**Given request:**
Scan the data below. Pull out each line where "اللهم" occurs.

┄┄┄┄┄┄┄┄┄┄┄┄┄┄┄┄┄┄┄┄

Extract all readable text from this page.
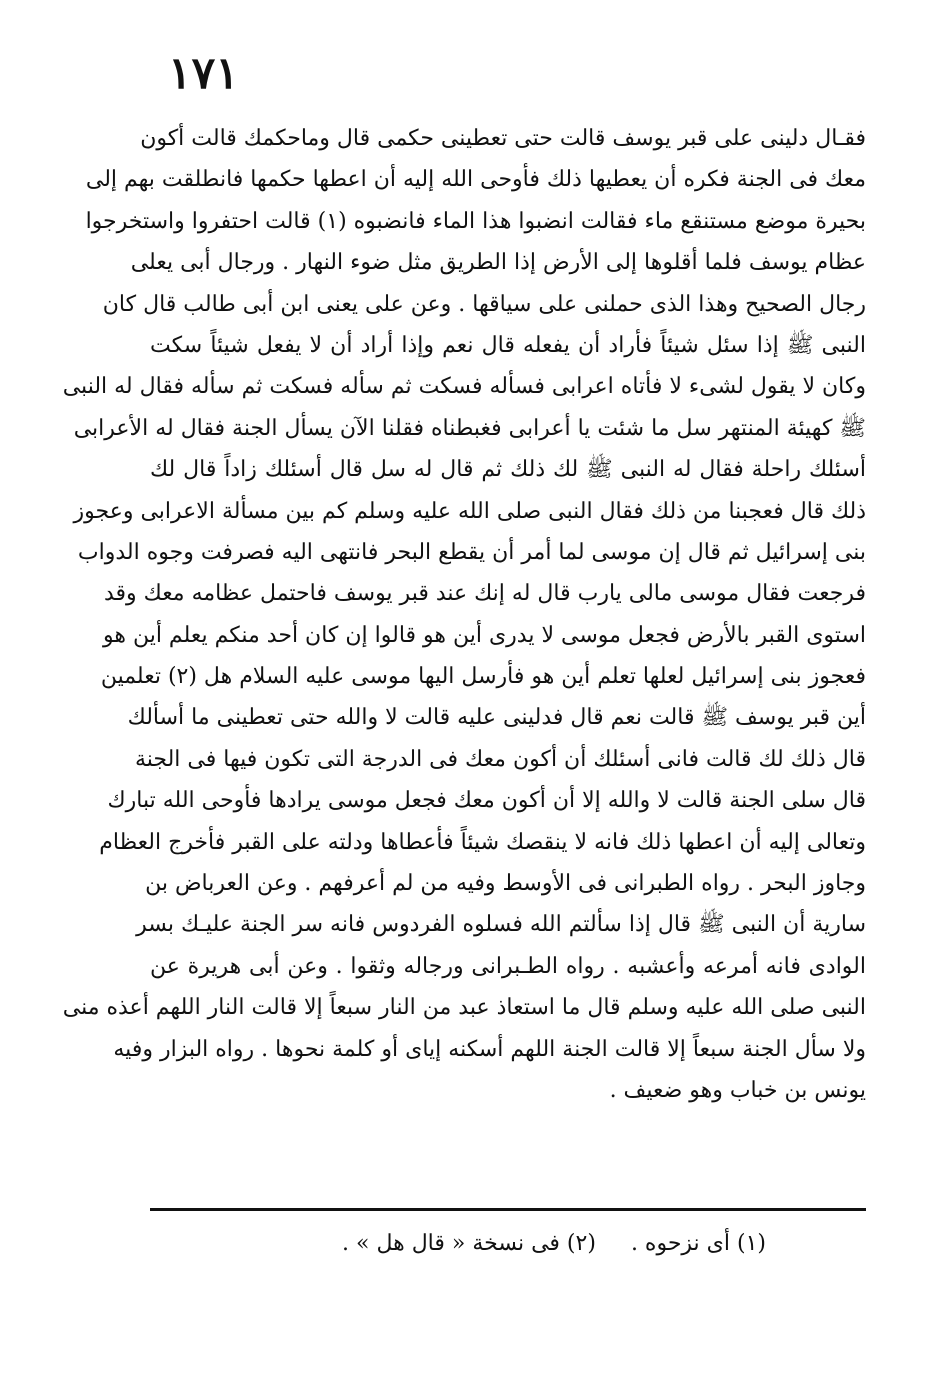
١٧١
فقـال دلينى على قبر يوسف قالت حتى تعطينى حكمى قال وماحكمك قالت أكون
معك فى الجنة فكره أن يعطيها ذلك فأوحى الله إليه أن اعطها حكمها فانطلقت بهم إلى
بحيرة موضع مستنقع ماء فقالت انضبوا هذا الماء فانضبوه (١) قالت احتفروا واستخرجوا
عظام يوسف فلما أقلوها إلى الأرض إذا الطريق مثل ضوء النهار . ورجال أبى يعلى
رجال الصحيح وهذا الذى حملنى على سياقها . وعن على يعنى ابن أبى طالب قال كان
النبى ﷺ إذا سئل شيئاً فأراد أن يفعله قال نعم وإذا أراد أن لا يفعل شيئاً سكت
وكان لا يقول لشىء لا فأتاه اعرابى فسأله فسكت ثم سأله فسكت ثم سأله فقال له النبى
ﷺ كهيئة المنتهر سل ما شئت يا أعرابى فغبطناه فقلنا الآن يسأل الجنة فقال له الأعرابى
أسئلك راحلة فقال له النبى ﷺ لك ذلك ثم قال له سل قال أسئلك زاداً قال لك
ذلك قال فعجبنا من ذلك فقال النبى صلى الله عليه وسلم كم بين مسألة الاعرابى وعجوز
بنى إسرائيل ثم قال إن موسى لما أمر أن يقطع البحر فانتهى اليه فصرفت وجوه الدواب
فرجعت فقال موسى مالى يارب قال له إنك عند قبر يوسف فاحتمل عظامه معك وقد
استوى القبر بالأرض فجعل موسى لا يدرى أين هو قالوا إن كان أحد منكم يعلم أين هو
فعجوز بنى إسرائيل لعلها تعلم أين هو فأرسل اليها موسى عليه السلام هل (٢) تعلمين
أين قبر يوسف ﷺ قالت نعم قال فدلينى عليه قالت لا والله حتى تعطينى ما أسألك
قال ذلك لك قالت فانى أسئلك أن أكون معك فى الدرجة التى تكون فيها فى الجنة
قال سلى الجنة قالت لا والله إلا أن أكون معك فجعل موسى يرادها فأوحى الله تبارك
وتعالى إليه أن اعطها ذلك فانه لا ينقصك شيئاً فأعطاها ودلته على القبر فأخرج العظام
وجاوز البحر . رواه الطبرانى فى الأوسط وفيه من لم أعرفهم . وعن العرباض بن
سارية أن النبى ﷺ قال إذا سألتم الله فسلوه الفردوس فانه سر الجنة عليـك بسر
الوادى فانه أمرعه وأعشبه . رواه الطـبرانى ورجاله وثقوا . وعن أبى هريرة عن
النبى صلى الله عليه وسلم قال ما استعاذ عبد من النار سبعاً إلا قالت النار اللهم أعذه منى
ولا سأل الجنة سبعاً إلا قالت الجنة اللهم أسكنه إياى أو كلمة نحوها . رواه البزار وفيه
يونس بن خباب وهو ضعيف .
(١) أى نزحوه . (٢) فى نسخة « قال هل » .
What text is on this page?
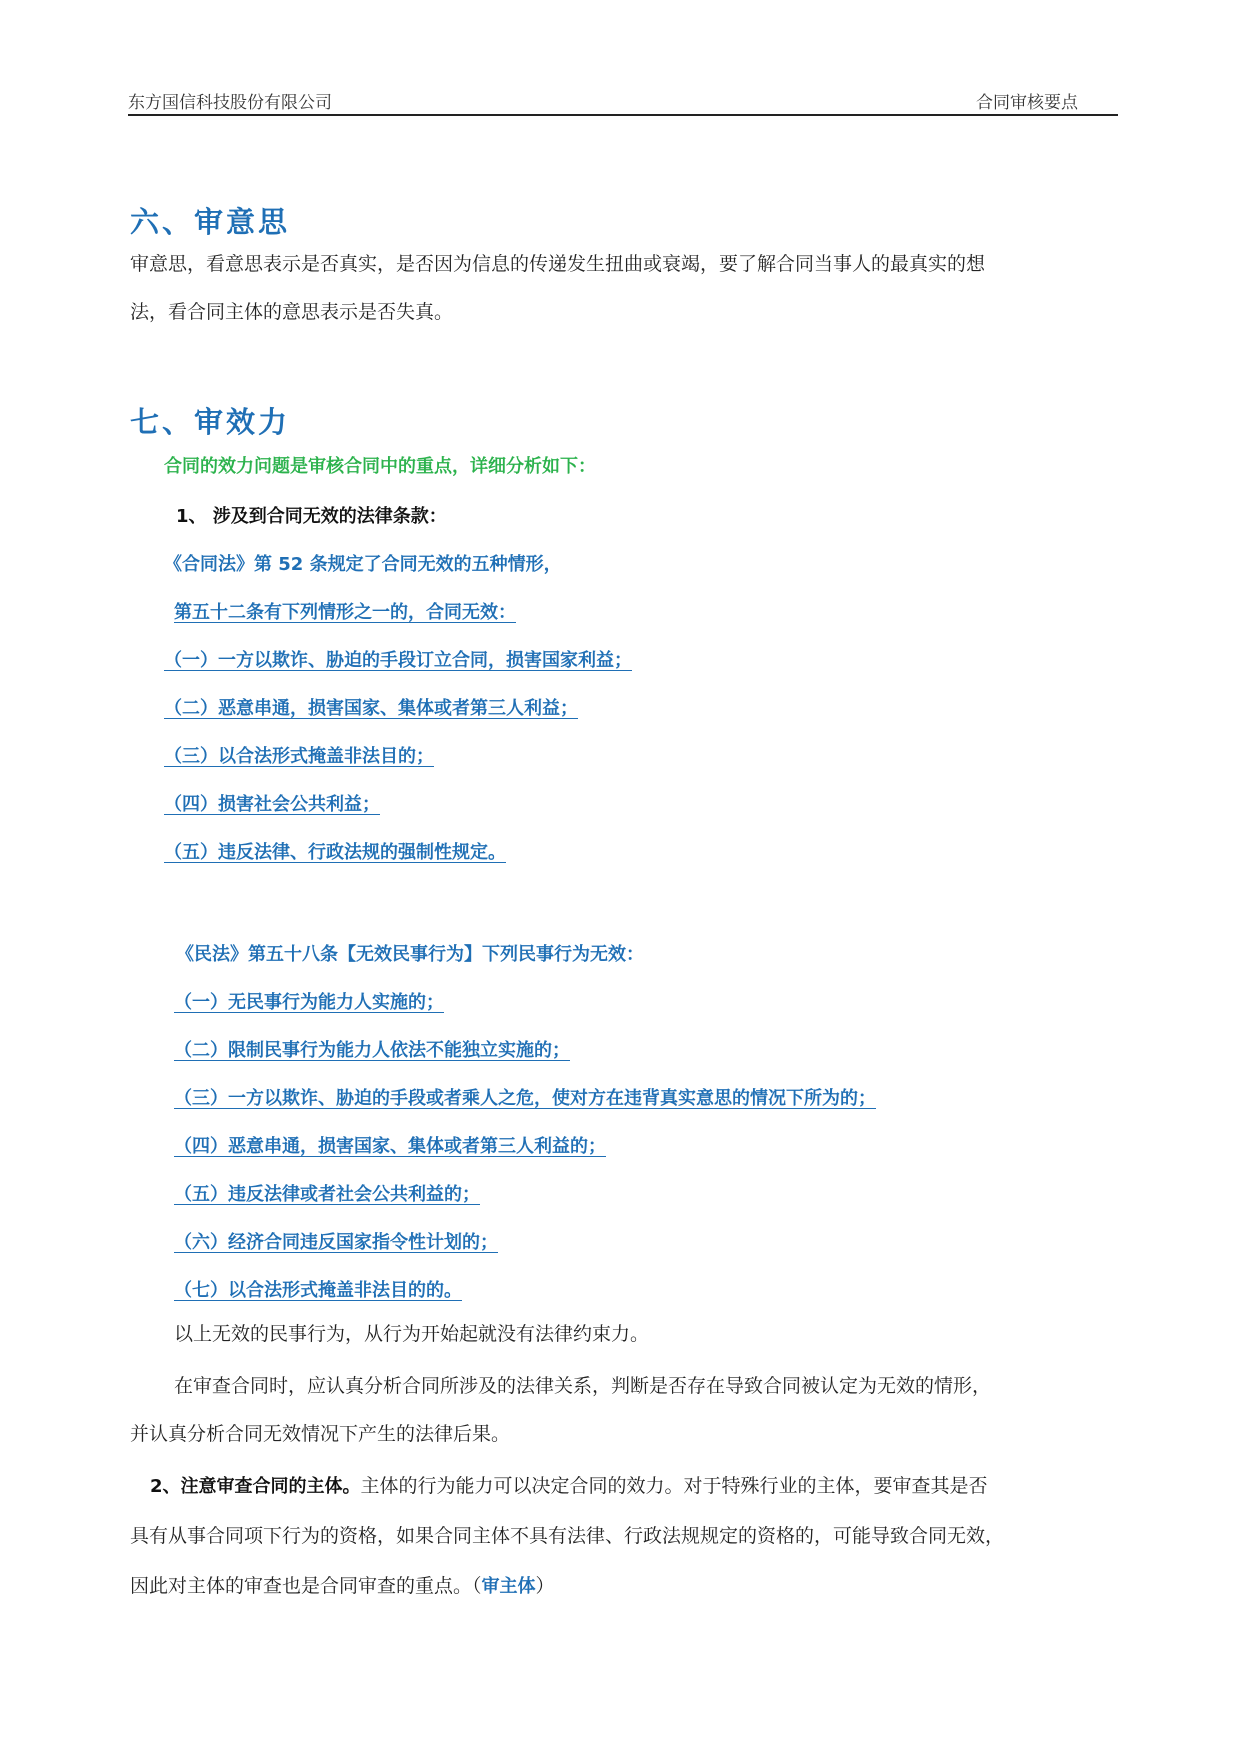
东方国信科技股份有限公司	合同审核要点
六、审意思
审意思，看意思表示是否真实，是否因为信息的传递发生扭曲或衰竭，要了解合同当事人的最真实的想
法，看合同主体的意思表示是否失真。
七、审效力
合同的效力问题是审核合同中的重点，详细分析如下：
1、 涉及到合同无效的法律条款：
《合同法》第 52 条规定了合同无效的五种情形，
第五十二条有下列情形之一的，合同无效：
（一）一方以欺诈、胁迫的手段订立合同，损害国家利益；
（二）恶意串通，损害国家、集体或者第三人利益；
（三）以合法形式掩盖非法目的；
（四）损害社会公共利益；
（五）违反法律、行政法规的强制性规定。
《民法》第五十八条【无效民事行为】下列民事行为无效：
（一）无民事行为能力人实施的；
（二）限制民事行为能力人依法不能独立实施的；
（三）一方以欺诈、胁迫的手段或者乘人之危，使对方在违背真实意思的情况下所为的；
（四）恶意串通，损害国家、集体或者第三人利益的；
（五）违反法律或者社会公共利益的；
（六）经济合同违反国家指令性计划的；
（七）以合法形式掩盖非法目的的。
以上无效的民事行为，从行为开始起就没有法律约束力。
在审查合同时，应认真分析合同所涉及的法律关系，判断是否存在导致合同被认定为无效的情形，
并认真分析合同无效情况下产生的法律后果。
2、注意审查合同的主体。主体的行为能力可以决定合同的效力。对于特殊行业的主体，要审查其是否
具有从事合同项下行为的资格，如果合同主体不具有法律、行政法规规定的资格的，可能导致合同无效，
因此对主体的审查也是合同审查的重点。（审主体）
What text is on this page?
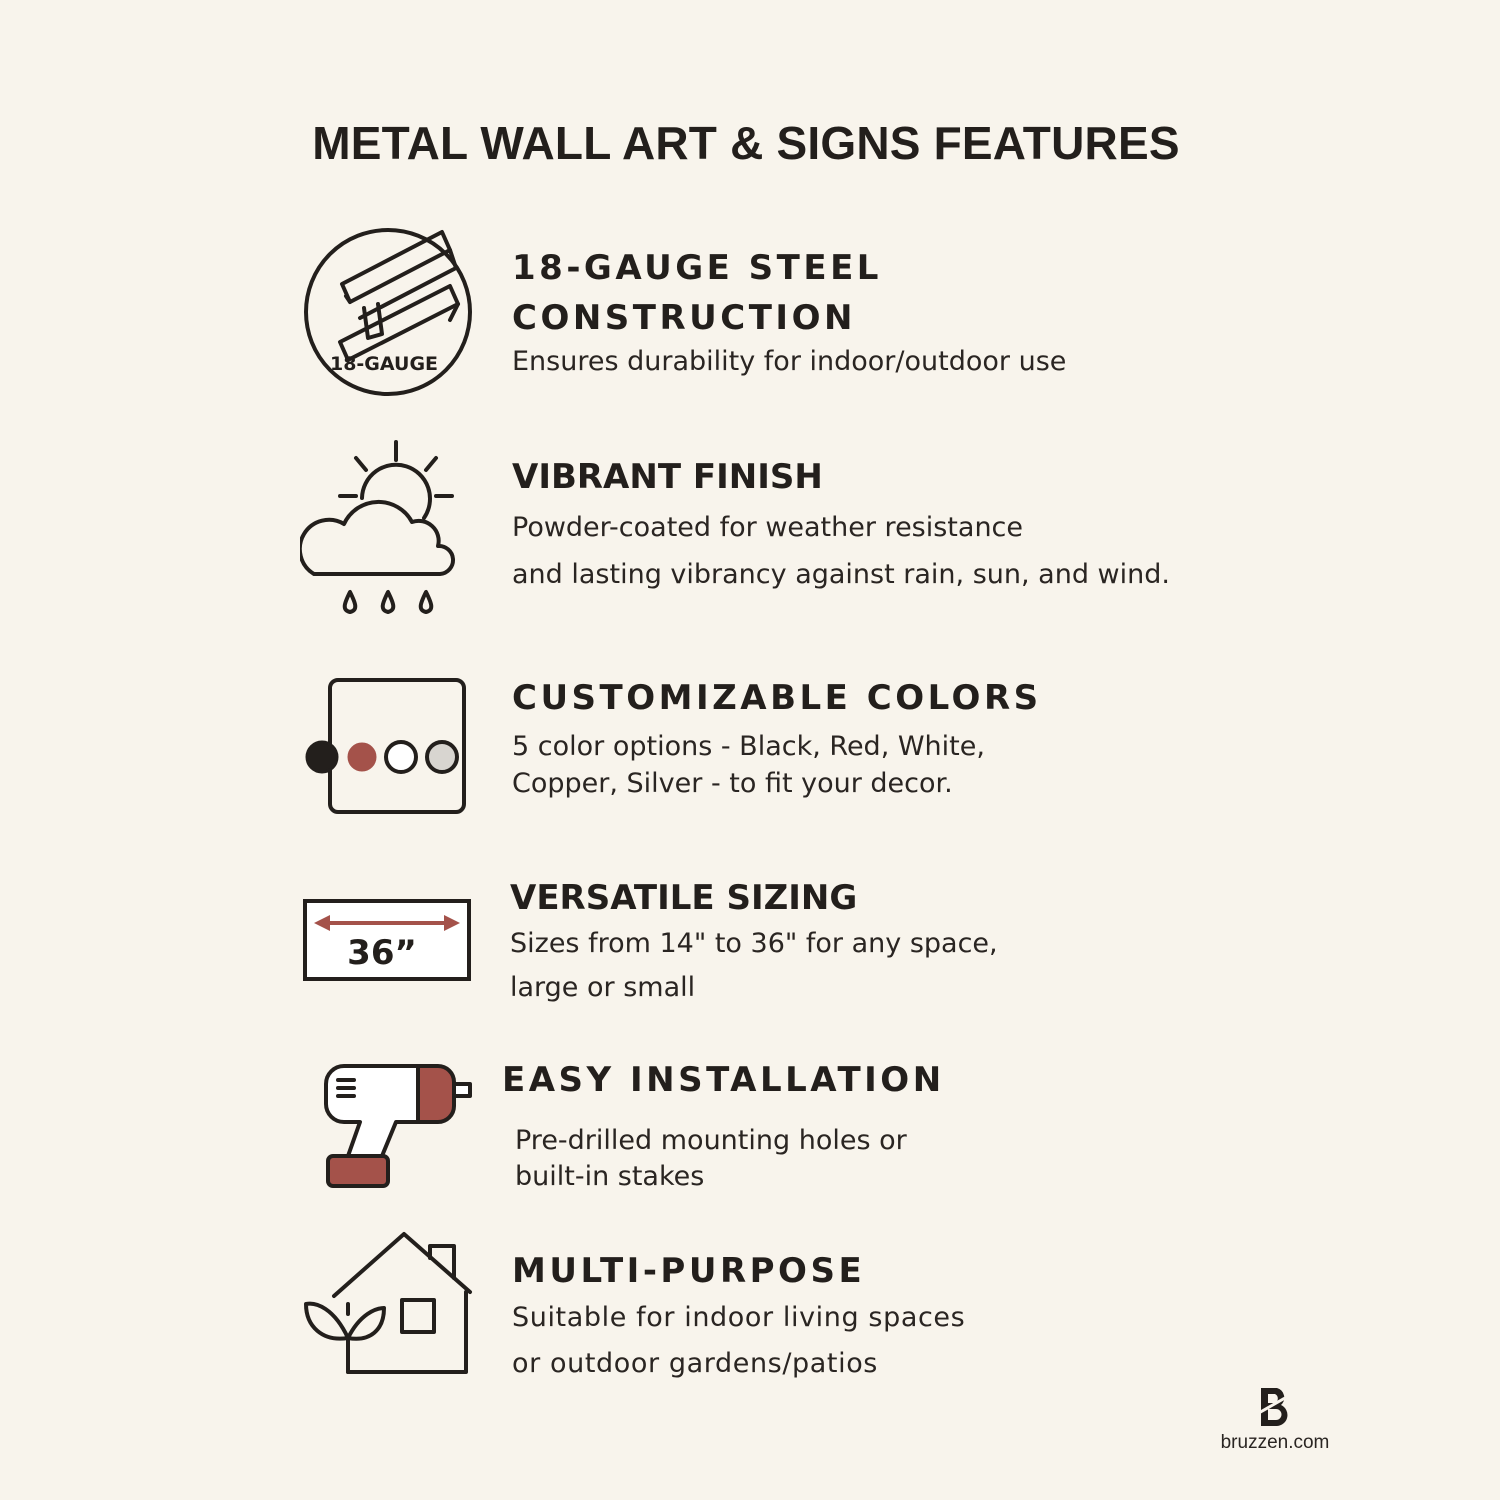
METAL WALL ART & SIGNS FEATURES
18-GAUGE
18-GAUGE STEEL
CONSTRUCTION
Ensures durability for indoor/outdoor use
VIBRANT FINISH
Powder-coated for weather resistance
and lasting vibrancy against rain, sun, and wind.
CUSTOMIZABLE COLORS
5 color options - Black, Red, White,
Copper, Silver - to fit your decor.
36”
VERSATILE SIZING
Sizes from 14" to 36" for any space,
large or small
EASY INSTALLATION
Pre-drilled mounting holes or
built-in stakes
MULTI-PURPOSE
Suitable for indoor living spaces
or outdoor gardens/patios
bruzzen.com
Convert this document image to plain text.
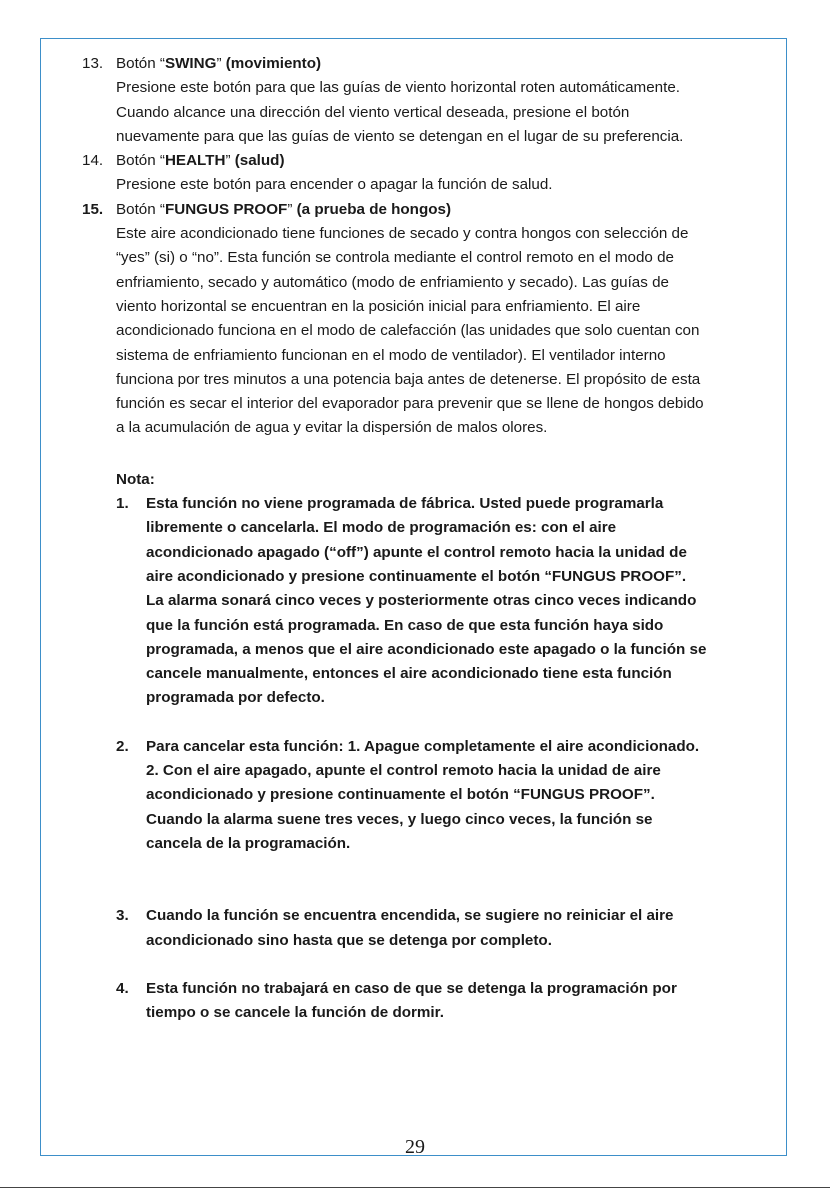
13. Botón “SWING” (movimiento)
Presione este botón para que las guías de viento horizontal roten automáticamente. Cuando alcance una dirección del viento vertical deseada, presione el botón nuevamente para que las guías de viento se detengan en el lugar de su preferencia.
14. Botón “HEALTH” (salud)
Presione este botón para encender o apagar la función de salud.
15. Botón “FUNGUS PROOF” (a prueba de hongos)
Este aire acondicionado tiene funciones de secado y contra hongos con selección de “yes” (si) o “no”. Esta función se controla mediante el control remoto en el modo de enfriamiento, secado y automático (modo de enfriamiento y secado). Las guías de viento horizontal se encuentran en la posición inicial para enfriamiento. El aire acondicionado funciona en el modo de calefacción (las unidades que solo cuentan con sistema de enfriamiento funcionan en el modo de ventilador). El ventilador interno funciona por tres minutos a una potencia baja antes de detenerse. El propósito de esta función es secar el interior del evaporador para prevenir que se llene de hongos debido a la acumulación de agua y evitar la dispersión de malos olores.
Nota:
1. Esta función no viene programada de fábrica. Usted puede programarla libremente o cancelarla. El modo de programación es: con el aire acondicionado apagado (“off”) apunte el control remoto hacia la unidad de aire acondicionado y presione continuamente el botón “FUNGUS PROOF”. La alarma sonará cinco veces y posteriormente otras cinco veces indicando que la función está programada. En caso de que esta función haya sido programada, a menos que el aire acondicionado este apagado o la función se cancele manualmente, entonces el aire acondicionado tiene esta función programada por defecto.
2. Para cancelar esta función: 1. Apague completamente el aire acondicionado. 2. Con el aire apagado, apunte el control remoto hacia la unidad de aire acondicionado y presione continuamente el botón “FUNGUS PROOF”. Cuando la alarma suene tres veces, y luego cinco veces, la función se cancela de la programación.
3. Cuando la función se encuentra encendida, se sugiere no reiniciar el aire acondicionado sino hasta que se detenga por completo.
4. Esta función no trabajará en caso de que se detenga la programación por tiempo o se cancele la función de dormir.
29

┄┄┄┄┄┄┄┄┄┄┄┄┄┄┄┄┄┄┄┄

**Result of this exercise:**
النبى صلى الله عليه وسلم قال ما استعاذ عبد من النار سبعاً إلا قالت النار اللهم أعذه منى
ولا سأل الجنة سبعاً إلا قالت الجنة اللهم أسكنه إياى أو كلمة نحوها . رواه البزار وفيه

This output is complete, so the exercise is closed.